**TASK GOAL**
Collect each line of the records containing the string "document".

[Dataset items]
========
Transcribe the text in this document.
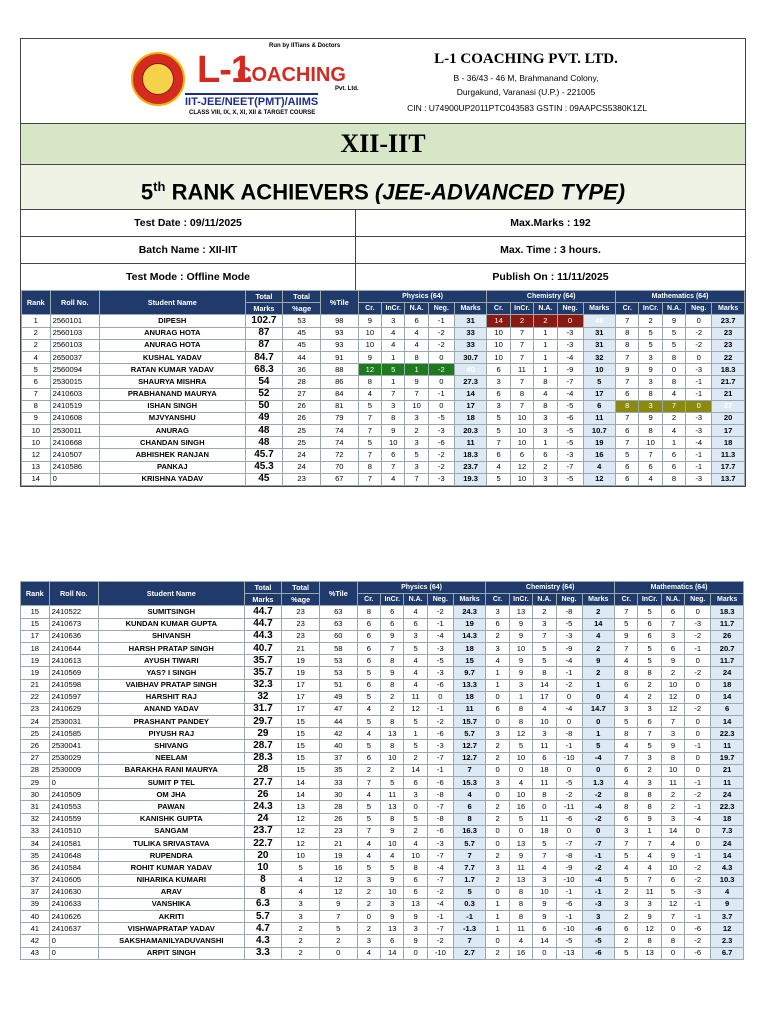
Run by IITians & Doctors
L-1
COACHING
Pvt. Ltd.
IIT-JEE/NEET(PMT)/AIIMS
CLASS VIII, IX, X, XI, XII & TARGET COURSE
L-1 COACHING PVT. LTD.
B - 36/43 - 46 M, Brahmanand Colony,
Durgakund, Varanasi (U.P.) - 221005
CIN : U74900UP2011PTC043583 GSTIN : 09AAPCS5380K1ZL
XII-IIT
5th RANK ACHIEVERS (JEE-ADVANCED TYPE)
Test Date : 09/11/2025	Max.Marks : 192
Batch Name : XII-IIT	Max. Time : 3 hours.
Test Mode : Offline Mode	Publish On : 11/11/2025
Rank	Roll No.	Student Name	Total	Total	%Tile	Physics (64)					Chemistry (64)					Mathematics (64)				
			Marks	%age		Cr.	InCr.	N.A.	Neg.	Marks	Cr.	InCr.	N.A.	Neg.	Marks	Cr.	InCr.	N.A.	Neg.	Marks
1	2560101	DIPESH	102.7	53	98	9	3	6	-1	31	14	2	2	0	48	7	2	9	0	23.7
2	2560103	ANURAG HOTA	87	45	93	10	4	4	-2	33	10	7	1	-3	31	8	5	5	-2	23
2	2560103	ANURAG HOTA	87	45	93	10	4	4	-2	33	10	7	1	-3	31	8	5	5	-2	23
4	2650037	KUSHAL YADAV	84.7	44	91	9	1	8	0	30.7	10	7	1	-4	32	7	3	8	0	22
5	2560094	RATAN KUMAR YADAV	68.3	36	88	12	5	1	-2	40	6	11	1	-9	10	9	9	0	-3	18.3
6	2530015	SHAURYA MISHRA	54	28	86	8	1	9	0	27.3	3	7	8	-7	5	7	3	8	-1	21.7
7	2410603	PRABHANAND MAURYA	52	27	84	4	7	7	-1	14	6	8	4	-4	17	6	8	4	-1	21
8	2410519	ISHAN SINGH	50	26	81	5	3	10	0	17	3	7	8	-5	6	8	3	7	0	27
9	2410608	MJVYANSHU	49	26	79	7	8	3	-5	18	5	10	3	-6	11	7	9	2	-3	20
10	2530011	ANURAG	48	25	74	7	9	2	-3	20.3	5	10	3	-5	10.7	6	8	4	-3	17
10	2410668	CHANDAN SINGH	48	25	74	5	10	3	-6	11	7	10	1	-5	19	7	10	1	-4	18
12	2410507	ABHISHEK RANJAN	45.7	24	72	7	6	5	-2	18.3	6	6	6	-3	16	5	7	6	-1	11.3
13	2410586	PANKAJ	45.3	24	70	8	7	3	-2	23.7	4	12	2	-7	4	6	6	6	-1	17.7
14	0	KRISHNA YADAV	45	23	67	7	4	7	-3	19.3	5	10	3	-5	12	6	4	8	-3	13.7
Rank	Roll No.	Student Name	Total	Total	%Tile	Physics (64)					Chemistry (64)					Mathematics (64)				
			Marks	%age		Cr.	InCr.	N.A.	Neg.	Marks	Cr.	InCr.	N.A.	Neg.	Marks	Cr.	InCr.	N.A.	Neg.	Marks
15	2410522	SUMITSINGH	44.7	23	63	8	6	4	-2	24.3	3	13	2	-8	2	7	5	6	0	18.3
15	2410673	KUNDAN KUMAR GUPTA	44.7	23	63	6	6	6	-1	19	6	9	3	-5	14	5	6	7	-3	11.7
17	2410636	SHIVANSH	44.3	23	60	6	9	3	-4	14.3	2	9	7	-3	4	9	6	3	-2	26
18	2410644	HARSH PRATAP SINGH	40.7	21	58	6	7	5	-3	18	3	10	5	-9	2	7	5	6	-1	20.7
19	2410613	AYUSH TIWARI	35.7	19	53	6	8	4	-5	15	4	9	5	-4	9	4	5	9	0	11.7
19	2410569	YAS? I SINGH	35.7	19	53	5	9	4	-3	9.7	1	9	8	-1	2	8	8	2	-2	24
21	2410598	VAIBHAV PRATAP SINGH	32.3	17	51	6	8	4	-6	13.3	1	3	14	-2	1	6	2	10	0	18
22	2410597	HARSHIT RAJ	32	17	49	5	2	11	0	18	0	1	17	0	0	4	2	12	0	14
23	2410629	ANAND YADAV	31.7	17	47	4	2	12	-1	11	6	8	4	-4	14.7	3	3	12	-2	6
24	2530031	PRASHANT PANDEY	29.7	15	44	5	8	5	-2	15.7	0	8	10	0	0	5	6	7	0	14
25	2410585	PIYUSH RAJ	29	15	42	4	13	1	-6	5.7	3	12	3	-8	1	8	7	3	0	22.3
26	2530041	SHIVANG	28.7	15	40	5	8	5	-3	12.7	2	5	11	-1	5	4	5	9	-1	11
27	2530029	NEELAM	28.3	15	37	6	10	2	-7	12.7	2	10	6	-10	-4	7	3	8	0	19.7
28	2530009	BARAKHA RANI MAURYA	28	15	35	2	2	14	-1	7	0	0	18	0	0	6	2	10	0	21
29	0	SUMIT P TEL	27.7	14	33	7	5	6	-6	15.3	3	4	11	-5	1.3	4	3	11	-1	11
30	2410509	OM JHA	26	14	30	4	11	3	-8	4	0	10	8	-2	-2	8	8	2	-2	24
31	2410553	PAWAN	24.3	13	28	5	13	0	-7	6	2	16	0	-11	-4	8	8	2	-1	22.3
32	2410559	KANISHK GUPTA	24	12	26	5	8	5	-8	8	2	5	11	-6	-2	6	9	3	-4	18
33	2410510	SANGAM	23.7	12	23	7	9	2	-6	16.3	0	0	18	0	0	3	1	14	0	7.3
34	2410581	TULIKA SRIVASTAVA	22.7	12	21	4	10	4	-3	5.7	0	13	5	-7	-7	7	7	4	0	24
35	2410648	RUPENDRA	20	10	19	4	4	10	-7	7	2	9	7	-8	-1	5	4	9	-1	14
36	2410584	ROHIT KUMAR YADAV	10	5	16	5	5	8	-4	7.7	3	11	4	-9	-2	4	4	10	-2	4.3
37	2410605	NIHARIKA KUMARI	8	4	12	3	9	6	-7	1.7	2	13	3	-10	-4	5	7	6	-2	10.3
37	2410630	ARAV	8	4	12	2	10	6	-2	5	0	8	10	-1	-1	2	11	5	-3	4
39	2410633	VANSHIKA	6.3	3	9	2	3	13	-4	0.3	1	8	9	-6	-3	3	3	12	-1	9
40	2410626	AKRITI	5.7	3	7	0	9	9	-1	-1	1	8	9	-1	3	2	9	7	-1	3.7
41	2410637	VISHWAPRATAP YADAV	4.7	2	5	2	13	3	-7	-1.3	1	11	6	-10	-6	6	12	0	-6	12
42	0	SAKSHAMANILYADUVANSHI	4.3	2	2	3	6	9	-2	7	0	4	14	-5	-5	2	8	8	-2	2.3
43	0	ARPIT SINGH	3.3	2	0	4	14	0	-10	2.7	2	16	0	-13	-6	5	13	0	-6	6.7
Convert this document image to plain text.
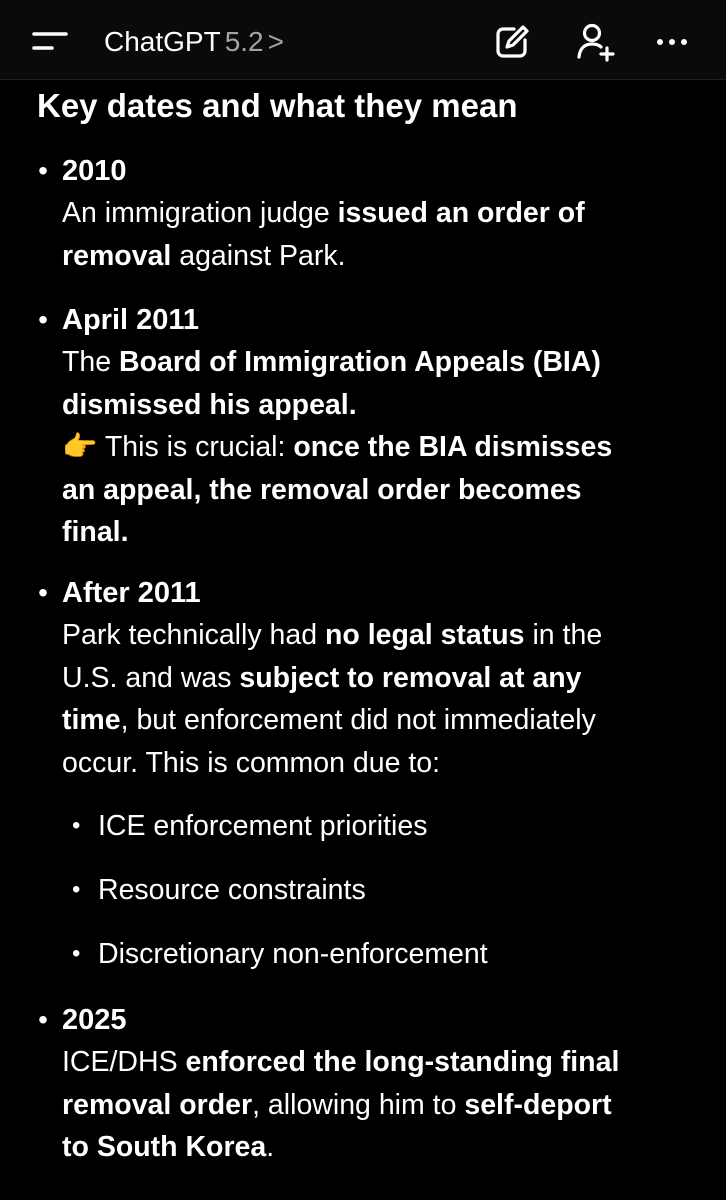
ChatGPT 5.2 >
Key dates and what they mean
• 2010
An immigration judge issued an order of
removal against Park.
• April 2011
The Board of Immigration Appeals (BIA)
dismissed his appeal.
👉 This is crucial: once the BIA dismisses
an appeal, the removal order becomes
final.
• After 2011
Park technically had no legal status in the
U.S. and was subject to removal at any
time, but enforcement did not immediately
occur. This is common due to:
• ICE enforcement priorities
• Resource constraints
• Discretionary non-enforcement
• 2025
ICE/DHS enforced the long-standing final
removal order, allowing him to self-deport
to South Korea.
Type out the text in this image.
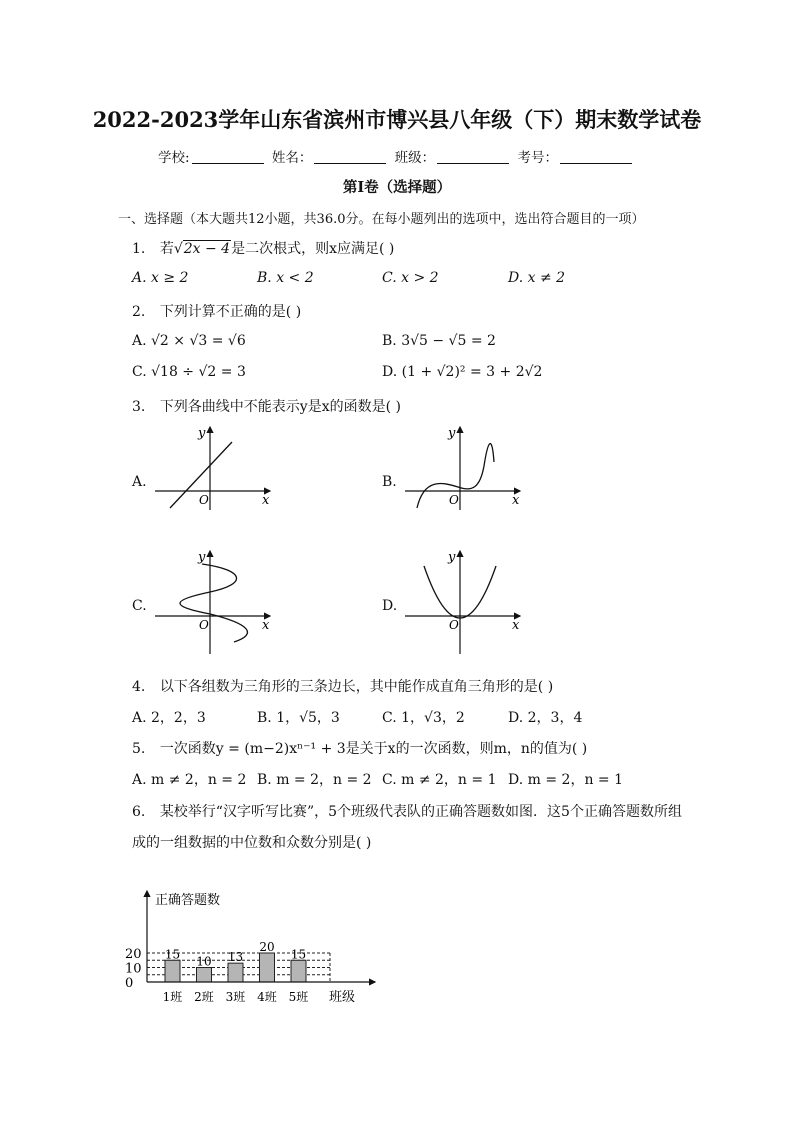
2022-2023学年山东省滨州市博兴县八年级（下）期末数学试卷
学校:	姓名：	班级：	考号：
第I卷（选择题）
一、选择题（本大题共12小题，共36.0分。在每小题列出的选项中，选出符合题目的一项）
1. 若√2x − 4是二次根式，则x应满足( )
A. x ≥ 2	B. x < 2	C. x > 2	D. x ≠ 2
2. 下列计算不正确的是( )
A. √2 × √3 = √6	B. 3√5 − √5 = 2
C. √18 ÷ √2 = 3	D. (1 + √2)² = 3 + 2√2
3. 下列各曲线中不能表示y是x的函数是( )
A.	B.
C.	D.
x
y
O	x
y
O
x
y
O	x
y
O
4. 以下各组数为三角形的三条边长，其中能作成直角三角形的是( )
A. 2，2，3	B. 1，√5，3	C. 1，√3，2	D. 2，3，4
5. 一次函数y = (m−2)xⁿ⁻¹ + 3是关于x的一次函数，则m，n的值为( )
A. m ≠ 2，n = 2 B. m = 2，n = 2 C. m ≠ 2，n = 1 D. m = 2，n = 1
6. 某校举行“汉字听写比赛”，5个班级代表队的正确答题数如图．这5个正确答题数所组
成的一组数据的中位数和众数分别是( )
正确答题数
班级
0
10
20
1班 2班 3班 4班 5班
15
10 13
20
15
========
**ANSWER BELOW**
Transcribe the text in this document.
Convert this document image to plain text.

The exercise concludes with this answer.